» **What the task asks**: Copy the whole listing below line by line, with no changes to any character.

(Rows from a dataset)
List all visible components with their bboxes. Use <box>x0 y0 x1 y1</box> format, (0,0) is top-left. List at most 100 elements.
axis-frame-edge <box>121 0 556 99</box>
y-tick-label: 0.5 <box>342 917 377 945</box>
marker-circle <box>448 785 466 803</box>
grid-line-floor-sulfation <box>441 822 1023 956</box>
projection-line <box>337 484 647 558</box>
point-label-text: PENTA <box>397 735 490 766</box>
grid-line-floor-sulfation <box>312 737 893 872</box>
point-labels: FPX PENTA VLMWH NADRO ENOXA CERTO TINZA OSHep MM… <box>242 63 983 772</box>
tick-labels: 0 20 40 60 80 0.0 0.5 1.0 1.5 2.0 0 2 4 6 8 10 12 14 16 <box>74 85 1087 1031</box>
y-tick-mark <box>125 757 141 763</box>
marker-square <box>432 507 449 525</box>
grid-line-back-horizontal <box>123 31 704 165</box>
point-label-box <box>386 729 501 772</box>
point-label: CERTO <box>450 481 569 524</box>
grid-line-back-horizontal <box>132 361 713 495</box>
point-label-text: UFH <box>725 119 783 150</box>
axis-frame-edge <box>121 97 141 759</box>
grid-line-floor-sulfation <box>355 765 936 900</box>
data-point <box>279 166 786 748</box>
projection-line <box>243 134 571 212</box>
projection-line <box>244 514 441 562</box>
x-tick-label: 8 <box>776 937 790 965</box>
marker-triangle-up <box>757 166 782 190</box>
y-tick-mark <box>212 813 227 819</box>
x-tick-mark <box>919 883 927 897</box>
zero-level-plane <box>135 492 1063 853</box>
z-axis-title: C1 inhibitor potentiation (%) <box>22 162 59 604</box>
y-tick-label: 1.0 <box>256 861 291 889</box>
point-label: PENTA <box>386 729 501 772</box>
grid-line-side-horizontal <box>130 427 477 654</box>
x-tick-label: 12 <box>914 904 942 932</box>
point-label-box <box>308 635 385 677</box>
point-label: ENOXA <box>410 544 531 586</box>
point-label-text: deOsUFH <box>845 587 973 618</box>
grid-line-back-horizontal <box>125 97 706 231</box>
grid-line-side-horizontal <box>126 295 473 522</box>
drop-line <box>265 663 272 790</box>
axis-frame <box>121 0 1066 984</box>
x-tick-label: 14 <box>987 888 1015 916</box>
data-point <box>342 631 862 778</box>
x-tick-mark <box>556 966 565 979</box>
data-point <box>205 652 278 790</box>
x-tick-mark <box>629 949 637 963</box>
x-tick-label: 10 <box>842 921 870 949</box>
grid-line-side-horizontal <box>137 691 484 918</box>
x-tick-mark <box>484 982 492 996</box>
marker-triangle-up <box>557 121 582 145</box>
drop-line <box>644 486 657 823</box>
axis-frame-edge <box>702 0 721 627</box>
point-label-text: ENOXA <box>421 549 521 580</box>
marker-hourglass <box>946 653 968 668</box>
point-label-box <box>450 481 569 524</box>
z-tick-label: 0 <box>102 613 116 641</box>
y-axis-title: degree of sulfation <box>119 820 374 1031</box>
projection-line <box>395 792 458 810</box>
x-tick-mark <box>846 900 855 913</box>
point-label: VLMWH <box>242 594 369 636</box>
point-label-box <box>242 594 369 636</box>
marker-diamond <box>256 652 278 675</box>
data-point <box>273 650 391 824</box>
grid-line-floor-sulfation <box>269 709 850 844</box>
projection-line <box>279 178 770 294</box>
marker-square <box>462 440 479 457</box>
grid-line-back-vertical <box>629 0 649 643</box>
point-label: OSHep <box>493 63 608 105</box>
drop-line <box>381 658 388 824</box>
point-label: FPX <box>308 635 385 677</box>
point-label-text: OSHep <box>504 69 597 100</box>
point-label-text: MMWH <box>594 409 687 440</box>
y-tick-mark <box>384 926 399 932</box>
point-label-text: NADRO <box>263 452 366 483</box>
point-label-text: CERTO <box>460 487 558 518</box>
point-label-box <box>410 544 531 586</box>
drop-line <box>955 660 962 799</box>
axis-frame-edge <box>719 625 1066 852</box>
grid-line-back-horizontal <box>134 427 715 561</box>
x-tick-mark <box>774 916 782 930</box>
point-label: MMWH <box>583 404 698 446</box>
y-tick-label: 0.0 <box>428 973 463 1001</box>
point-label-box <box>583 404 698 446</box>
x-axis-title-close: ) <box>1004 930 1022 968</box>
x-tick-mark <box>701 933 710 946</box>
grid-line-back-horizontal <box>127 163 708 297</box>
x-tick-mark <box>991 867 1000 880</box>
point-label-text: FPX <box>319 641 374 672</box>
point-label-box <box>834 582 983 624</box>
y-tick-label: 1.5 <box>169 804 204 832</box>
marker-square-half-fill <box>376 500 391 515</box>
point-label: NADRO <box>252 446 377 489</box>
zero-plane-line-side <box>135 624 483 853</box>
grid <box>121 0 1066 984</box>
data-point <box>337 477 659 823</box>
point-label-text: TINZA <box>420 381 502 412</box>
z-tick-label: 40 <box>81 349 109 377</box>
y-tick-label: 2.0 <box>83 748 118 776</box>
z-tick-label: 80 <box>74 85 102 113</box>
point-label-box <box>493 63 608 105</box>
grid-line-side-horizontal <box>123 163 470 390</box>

» **Reply to the exercise**:
List all visible components with their bboxes. Use <box>x0 y0 x1 y1</box> format, (0,0) is top-left. List at most 100 elements.
axis-frame-edge <box>121 0 556 99</box>
y-tick-label: 0.5 <box>342 917 377 945</box>
marker-circle <box>448 785 466 803</box>
grid-line-floor-sulfation <box>441 822 1023 956</box>
projection-line <box>337 484 647 558</box>
point-label-text: PENTA <box>397 735 490 766</box>
grid-line-floor-sulfation <box>312 737 893 872</box>
point-labels: FPX PENTA VLMWH NADRO ENOXA CERTO TINZA OSHep MM… <box>242 63 983 772</box>
tick-labels: 0 20 40 60 80 0.0 0.5 1.0 1.5 2.0 0 2 4 6 8 10 12 14 16 <box>74 85 1087 1031</box>
y-tick-mark <box>125 757 141 763</box>
marker-square <box>432 507 449 525</box>
grid-line-back-horizontal <box>123 31 704 165</box>
point-label-box <box>386 729 501 772</box>
point-label: CERTO <box>450 481 569 524</box>
grid-line-back-horizontal <box>132 361 713 495</box>
point-label-text: UFH <box>725 119 783 150</box>
axis-frame-edge <box>121 97 141 759</box>
grid-line-floor-sulfation <box>355 765 936 900</box>
data-point <box>279 166 786 748</box>
projection-line <box>243 134 571 212</box>
projection-line <box>244 514 441 562</box>
x-tick-label: 8 <box>776 937 790 965</box>
marker-triangle-up <box>757 166 782 190</box>
y-tick-mark <box>212 813 227 819</box>
x-tick-mark <box>919 883 927 897</box>
zero-level-plane <box>135 492 1063 853</box>
z-axis-title: C1 inhibitor potentiation (%) <box>22 162 59 604</box>
y-tick-label: 1.0 <box>256 861 291 889</box>
point-label: PENTA <box>386 729 501 772</box>
grid-line-side-horizontal <box>130 427 477 654</box>
x-tick-label: 12 <box>914 904 942 932</box>
point-label-box <box>308 635 385 677</box>
point-label: ENOXA <box>410 544 531 586</box>
point-label-text: deOsUFH <box>845 587 973 618</box>
grid-line-back-horizontal <box>125 97 706 231</box>
grid-line-side-horizontal <box>126 295 473 522</box>
drop-line <box>265 663 272 790</box>
axis-frame <box>121 0 1066 984</box>
x-tick-label: 14 <box>987 888 1015 916</box>
data-point <box>342 631 862 778</box>
x-tick-mark <box>556 966 565 979</box>
data-point <box>205 652 278 790</box>
x-tick-mark <box>629 949 637 963</box>
x-tick-label: 10 <box>842 921 870 949</box>
grid-line-side-horizontal <box>137 691 484 918</box>
x-tick-mark <box>484 982 492 996</box>
marker-triangle-up <box>557 121 582 145</box>
drop-line <box>644 486 657 823</box>
axis-frame-edge <box>702 0 721 627</box>
point-label-text: ENOXA <box>421 549 521 580</box>
marker-hourglass <box>946 653 968 668</box>
point-label-box <box>450 481 569 524</box>
z-tick-label: 0 <box>102 613 116 641</box>
y-axis-title: degree of sulfation <box>119 820 374 1031</box>
projection-line <box>395 792 458 810</box>
x-tick-mark <box>846 900 855 913</box>
point-label: VLMWH <box>242 594 369 636</box>
point-label-box <box>242 594 369 636</box>
marker-diamond <box>256 652 278 675</box>
data-point <box>273 650 391 824</box>
grid-line-floor-sulfation <box>269 709 850 844</box>
projection-line <box>279 178 770 294</box>
marker-square <box>462 440 479 457</box>
grid-line-back-vertical <box>629 0 649 643</box>
point-label: OSHep <box>493 63 608 105</box>
drop-line <box>381 658 388 824</box>
point-label: FPX <box>308 635 385 677</box>
point-label-text: OSHep <box>504 69 597 100</box>
point-label-text: MMWH <box>594 409 687 440</box>
y-tick-mark <box>384 926 399 932</box>
point-label-text: NADRO <box>263 452 366 483</box>
point-label-text: CERTO <box>460 487 558 518</box>
point-label-box <box>410 544 531 586</box>
drop-line <box>955 660 962 799</box>
axis-frame-edge <box>719 625 1066 852</box>
grid-line-back-horizontal <box>134 427 715 561</box>
x-tick-mark <box>774 916 782 930</box>
point-label: MMWH <box>583 404 698 446</box>
y-tick-label: 0.0 <box>428 973 463 1001</box>
point-label-box <box>583 404 698 446</box>
x-axis-title-close: ) <box>1004 930 1022 968</box>
x-tick-mark <box>701 933 710 946</box>
grid-line-back-horizontal <box>127 163 708 297</box>
x-tick-mark <box>991 867 1000 880</box>
point-label-text: FPX <box>319 641 374 672</box>
point-label-box <box>834 582 983 624</box>
y-tick-label: 1.5 <box>169 804 204 832</box>
marker-square-half-fill <box>376 500 391 515</box>
point-label: NADRO <box>252 446 377 489</box>
zero-plane-line-side <box>135 624 483 853</box>
grid <box>121 0 1066 984</box>
data-point <box>337 477 659 823</box>
point-label-text: TINZA <box>420 381 502 412</box>
z-tick-label: 40 <box>81 349 109 377</box>
y-tick-label: 2.0 <box>83 748 118 776</box>
z-tick-label: 80 <box>74 85 102 113</box>
point-label-box <box>493 63 608 105</box>
grid-line-side-horizontal <box>123 163 470 390</box>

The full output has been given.